§ **Exercise prompt**
Reproduce the records below in full and without edits, omitting images.

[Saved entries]
--------------------------------
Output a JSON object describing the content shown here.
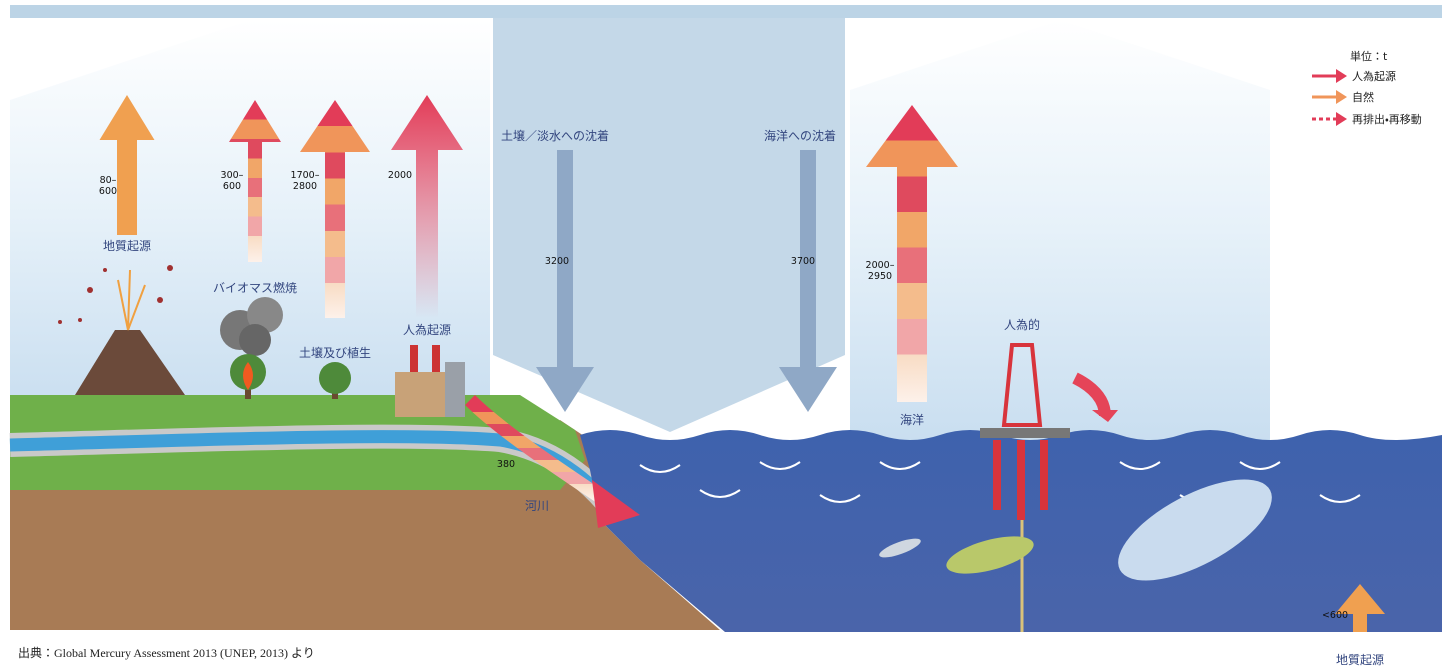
{
  "legend": {
    "unit": "単位：t",
    "items": [
      "人為起源",
      "自然",
      "再排出・再移動"
    ]
  },
  "sources": [
    {
      "label": "地質起源",
      "amount": [
        "80–",
        "600"
      ]
    },
    {
      "label": "バイオマス燃焼",
      "amount": [
        "300–",
        "600"
      ]
    },
    {
      "label": "土壌及び植生",
      "amount": [
        "1700–",
        "2800"
      ]
    },
    {
      "label": "人為起源",
      "amount": [
        "2000"
      ]
    }
  ],
  "deposition": [
    {
      "label": "土壌／淡水への沈着",
      "amount": "3200"
    },
    {
      "label": "海洋への沈着",
      "amount": "3700"
    }
  ],
  "ocean": {
    "label": "海洋",
    "amount": [
      "2000–",
      "2950"
    ]
  },
  "ocean_anthropogenic": "人為的",
  "river": {
    "label": "河川",
    "amount": "380"
  },
  "seafloor": {
    "label": "地質起源",
    "amount": "<600"
  },
  "source": "出典：Global Mercury Assessment 2013 (UNEP, 2013) より"
}
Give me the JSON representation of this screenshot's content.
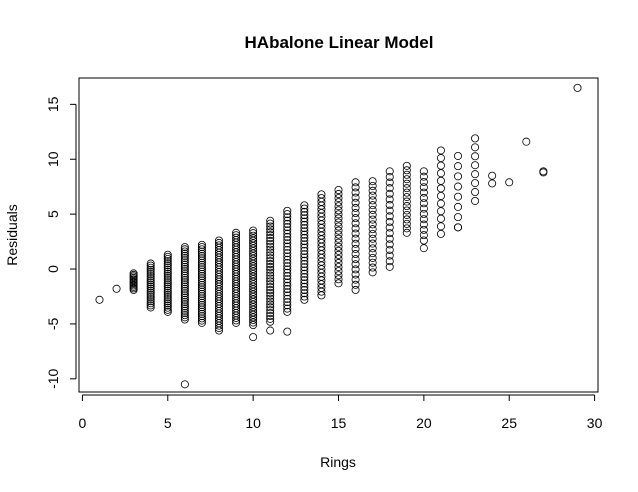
{
  "chart_data": {
    "type": "scatter",
    "title": "HAbalone Linear Model",
    "xlabel": "Rings",
    "ylabel": "Residuals",
    "xlim": [
      -0.2,
      30.2
    ],
    "ylim": [
      -11.2,
      17.4
    ],
    "xticks": [
      0,
      5,
      10,
      15,
      20,
      25,
      30
    ],
    "yticks": [
      -10,
      -5,
      0,
      5,
      10,
      15
    ],
    "grid": false,
    "legend": "none",
    "marker": "open-circle",
    "series": [
      {
        "columns": [
          {
            "x": 1,
            "ymin": -2.8,
            "ymax": -2.8,
            "n": 1
          },
          {
            "x": 2,
            "ymin": -1.8,
            "ymax": -1.8,
            "n": 1
          },
          {
            "x": 3,
            "ymin": -1.9,
            "ymax": -0.4,
            "n": 12
          },
          {
            "x": 4,
            "ymin": -3.5,
            "ymax": 0.5,
            "n": 22
          },
          {
            "x": 5,
            "ymin": -3.9,
            "ymax": 1.3,
            "n": 28
          },
          {
            "x": 6,
            "ymin": -4.6,
            "ymax": 2.0,
            "n": 34
          },
          {
            "x": 7,
            "ymin": -4.9,
            "ymax": 2.2,
            "n": 36
          },
          {
            "x": 8,
            "ymin": -5.6,
            "ymax": 2.6,
            "n": 38
          },
          {
            "x": 9,
            "ymin": -4.9,
            "ymax": 3.3,
            "n": 38
          },
          {
            "x": 10,
            "ymin": -5.1,
            "ymax": 3.5,
            "n": 38
          },
          {
            "x": 11,
            "ymin": -4.8,
            "ymax": 4.4,
            "n": 36
          },
          {
            "x": 12,
            "ymin": -3.9,
            "ymax": 5.3,
            "n": 32
          },
          {
            "x": 13,
            "ymin": -2.8,
            "ymax": 5.8,
            "n": 30
          },
          {
            "x": 14,
            "ymin": -2.4,
            "ymax": 6.8,
            "n": 28
          },
          {
            "x": 15,
            "ymin": -1.3,
            "ymax": 7.2,
            "n": 24
          },
          {
            "x": 16,
            "ymin": -1.9,
            "ymax": 7.9,
            "n": 22
          },
          {
            "x": 17,
            "ymin": -0.3,
            "ymax": 8.0,
            "n": 20
          },
          {
            "x": 18,
            "ymin": 0.2,
            "ymax": 8.9,
            "n": 18
          },
          {
            "x": 19,
            "ymin": 3.3,
            "ymax": 9.4,
            "n": 16
          },
          {
            "x": 20,
            "ymin": 2.6,
            "ymax": 8.9,
            "n": 14
          },
          {
            "x": 21,
            "ymin": 3.2,
            "ymax": 10.8,
            "n": 12
          },
          {
            "x": 22,
            "ymin": 3.8,
            "ymax": 10.3,
            "n": 8
          },
          {
            "x": 23,
            "ymin": 6.2,
            "ymax": 11.9,
            "n": 8
          }
        ],
        "points": [
          {
            "x": 6,
            "y": -10.5
          },
          {
            "x": 10,
            "y": -6.2
          },
          {
            "x": 11,
            "y": -5.6
          },
          {
            "x": 12,
            "y": -5.7
          },
          {
            "x": 20,
            "y": 1.9
          },
          {
            "x": 22,
            "y": 3.8
          },
          {
            "x": 24,
            "y": 7.8
          },
          {
            "x": 24,
            "y": 8.5
          },
          {
            "x": 25,
            "y": 7.9
          },
          {
            "x": 26,
            "y": 11.6
          },
          {
            "x": 27,
            "y": 8.8
          },
          {
            "x": 27,
            "y": 8.9
          },
          {
            "x": 29,
            "y": 16.5
          }
        ]
      }
    ]
  }
}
--------------------------------
§ **Finished exercise**
Output a JSON object describing the content shown here.
{
  "legend": {
    "unit": "単位：t",
    "items": [
      "人為起源",
      "自然",
      "再排出・再移動"
    ]
  },
  "sources": [
    {
      "label": "地質起源",
      "amount": [
        "80–",
        "600"
      ]
    },
    {
      "label": "バイオマス燃焼",
      "amount": [
        "300–",
        "600"
      ]
    },
    {
      "label": "土壌及び植生",
      "amount": [
        "1700–",
        "2800"
      ]
    },
    {
      "label": "人為起源",
      "amount": [
        "2000"
      ]
    }
  ],
  "deposition": [
    {
      "label": "土壌／淡水への沈着",
      "amount": "3200"
    },
    {
      "label": "海洋への沈着",
      "amount": "3700"
    }
  ],
  "ocean": {
    "label": "海洋",
    "amount": [
      "2000–",
      "2950"
    ]
  },
  "ocean_anthropogenic": "人為的",
  "river": {
    "label": "河川",
    "amount": "380"
  },
  "seafloor": {
    "label": "地質起源",
    "amount": "<600"
  },
  "source": "出典：Global Mercury Assessment 2013 (UNEP, 2013) より"
}
Give me the JSON representation of this screenshot's content.
{
  "chart_data": {
    "type": "scatter",
    "title": "HAbalone Linear Model",
    "xlabel": "Rings",
    "ylabel": "Residuals",
    "xlim": [
      -0.2,
      30.2
    ],
    "ylim": [
      -11.2,
      17.4
    ],
    "xticks": [
      0,
      5,
      10,
      15,
      20,
      25,
      30
    ],
    "yticks": [
      -10,
      -5,
      0,
      5,
      10,
      15
    ],
    "grid": false,
    "legend": "none",
    "marker": "open-circle",
    "series": [
      {
        "columns": [
          {
            "x": 1,
            "ymin": -2.8,
            "ymax": -2.8,
            "n": 1
          },
          {
            "x": 2,
            "ymin": -1.8,
            "ymax": -1.8,
            "n": 1
          },
          {
            "x": 3,
            "ymin": -1.9,
            "ymax": -0.4,
            "n": 12
          },
          {
            "x": 4,
            "ymin": -3.5,
            "ymax": 0.5,
            "n": 22
          },
          {
            "x": 5,
            "ymin": -3.9,
            "ymax": 1.3,
            "n": 28
          },
          {
            "x": 6,
            "ymin": -4.6,
            "ymax": 2.0,
            "n": 34
          },
          {
            "x": 7,
            "ymin": -4.9,
            "ymax": 2.2,
            "n": 36
          },
          {
            "x": 8,
            "ymin": -5.6,
            "ymax": 2.6,
            "n": 38
          },
          {
            "x": 9,
            "ymin": -4.9,
            "ymax": 3.3,
            "n": 38
          },
          {
            "x": 10,
            "ymin": -5.1,
            "ymax": 3.5,
            "n": 38
          },
          {
            "x": 11,
            "ymin": -4.8,
            "ymax": 4.4,
            "n": 36
          },
          {
            "x": 12,
            "ymin": -3.9,
            "ymax": 5.3,
            "n": 32
          },
          {
            "x": 13,
            "ymin": -2.8,
            "ymax": 5.8,
            "n": 30
          },
          {
            "x": 14,
            "ymin": -2.4,
            "ymax": 6.8,
            "n": 28
          },
          {
            "x": 15,
            "ymin": -1.3,
            "ymax": 7.2,
            "n": 24
          },
          {
            "x": 16,
            "ymin": -1.9,
            "ymax": 7.9,
            "n": 22
          },
          {
            "x": 17,
            "ymin": -0.3,
            "ymax": 8.0,
            "n": 20
          },
          {
            "x": 18,
            "ymin": 0.2,
            "ymax": 8.9,
            "n": 18
          },
          {
            "x": 19,
            "ymin": 3.3,
            "ymax": 9.4,
            "n": 16
          },
          {
            "x": 20,
            "ymin": 2.6,
            "ymax": 8.9,
            "n": 14
          },
          {
            "x": 21,
            "ymin": 3.2,
            "ymax": 10.8,
            "n": 12
          },
          {
            "x": 22,
            "ymin": 3.8,
            "ymax": 10.3,
            "n": 8
          },
          {
            "x": 23,
            "ymin": 6.2,
            "ymax": 11.9,
            "n": 8
          }
        ],
        "points": [
          {
            "x": 6,
            "y": -10.5
          },
          {
            "x": 10,
            "y": -6.2
          },
          {
            "x": 11,
            "y": -5.6
          },
          {
            "x": 12,
            "y": -5.7
          },
          {
            "x": 20,
            "y": 1.9
          },
          {
            "x": 22,
            "y": 3.8
          },
          {
            "x": 24,
            "y": 7.8
          },
          {
            "x": 24,
            "y": 8.5
          },
          {
            "x": 25,
            "y": 7.9
          },
          {
            "x": 26,
            "y": 11.6
          },
          {
            "x": 27,
            "y": 8.8
          },
          {
            "x": 27,
            "y": 8.9
          },
          {
            "x": 29,
            "y": 16.5
          }
        ]
      }
    ]
  }
}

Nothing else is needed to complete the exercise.